[BEGIN Data supplied]

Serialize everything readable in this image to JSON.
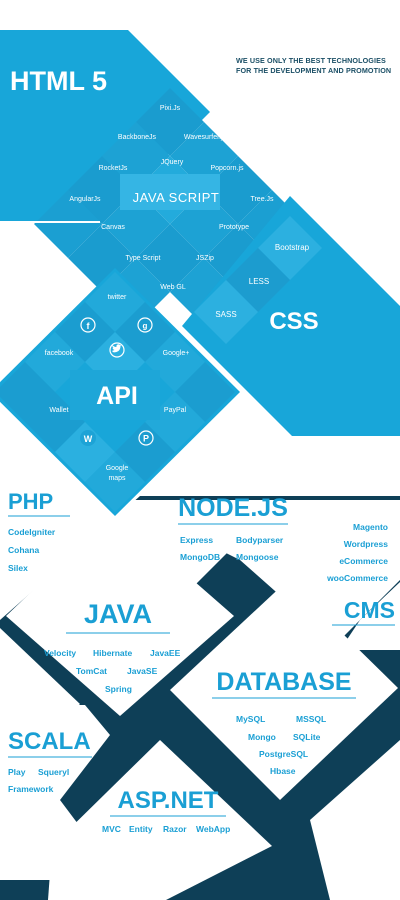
{
  "tagline": [
    "WE USE ONLY THE BEST TECHNOLOGIES",
    "FOR THE DEVELOPMENT AND PROMOTION"
  ],
  "html5": {
    "title": "HTML 5",
    "center": "JAVA SCRIPT",
    "items": [
      "Pixi.Js",
      "BackboneJs",
      "Wavesurfer.js",
      "JQuery",
      "RocketJs",
      "Popcorn.js",
      "AngularJs",
      "Tree.Js",
      "Canvas",
      "Prototype",
      "Type Script",
      "JSZip",
      "Web GL"
    ]
  },
  "css": {
    "title": "CSS",
    "items": [
      "Bootstrap",
      "LESS",
      "SASS"
    ]
  },
  "api": {
    "title": "API",
    "items": [
      "twitter",
      "facebook",
      "Google+",
      "Wallet",
      "PayPal",
      "Google maps"
    ],
    "icons": [
      "facebook-icon",
      "google-icon",
      "twitter-icon",
      "wallet-w-icon",
      "paypal-p-icon"
    ]
  },
  "php": {
    "title": "PHP",
    "items": [
      "CodeIgniter",
      "Cohana",
      "Silex"
    ]
  },
  "node": {
    "title": "NODE.JS",
    "items": [
      "Express",
      "Bodyparser",
      "MongoDB",
      "Mongoose"
    ]
  },
  "cms": {
    "title": "CMS",
    "items": [
      "Magento",
      "Wordpress",
      "eCommerce",
      "wooCommerce"
    ]
  },
  "java": {
    "title": "JAVA",
    "items": [
      "Velocity",
      "Hibernate",
      "JavaEE",
      "TomCat",
      "JavaSE",
      "Spring"
    ]
  },
  "database": {
    "title": "DATABASE",
    "items": [
      "MySQL",
      "MSSQL",
      "Mongo",
      "SQLite",
      "PostgreSQL",
      "Hbase"
    ]
  },
  "scala": {
    "title": "SCALA",
    "items": [
      "Play",
      "Squeryl",
      "Framework"
    ]
  },
  "aspnet": {
    "title": "ASP.NET",
    "items": [
      "MVC",
      "Entity",
      "Razor",
      "WebApp"
    ]
  },
  "colors": {
    "primary": "#18a6d9",
    "dark": "#0e3f57",
    "tile": "#1d9fd2",
    "tile_light": "#39b6e4"
  }
}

[END Data supplied]

Stated problem — Look through the data above. Each line containing the word "title" needs to be copied.

Task response —
    "title": "HTML 5",
    "title": "CSS",
    "title": "API",
    "title": "PHP",
    "title": "NODE.JS",
    "title": "CMS",
    "title": "JAVA",
    "title": "DATABASE",
    "title": "SCALA",
    "title": "ASP.NET",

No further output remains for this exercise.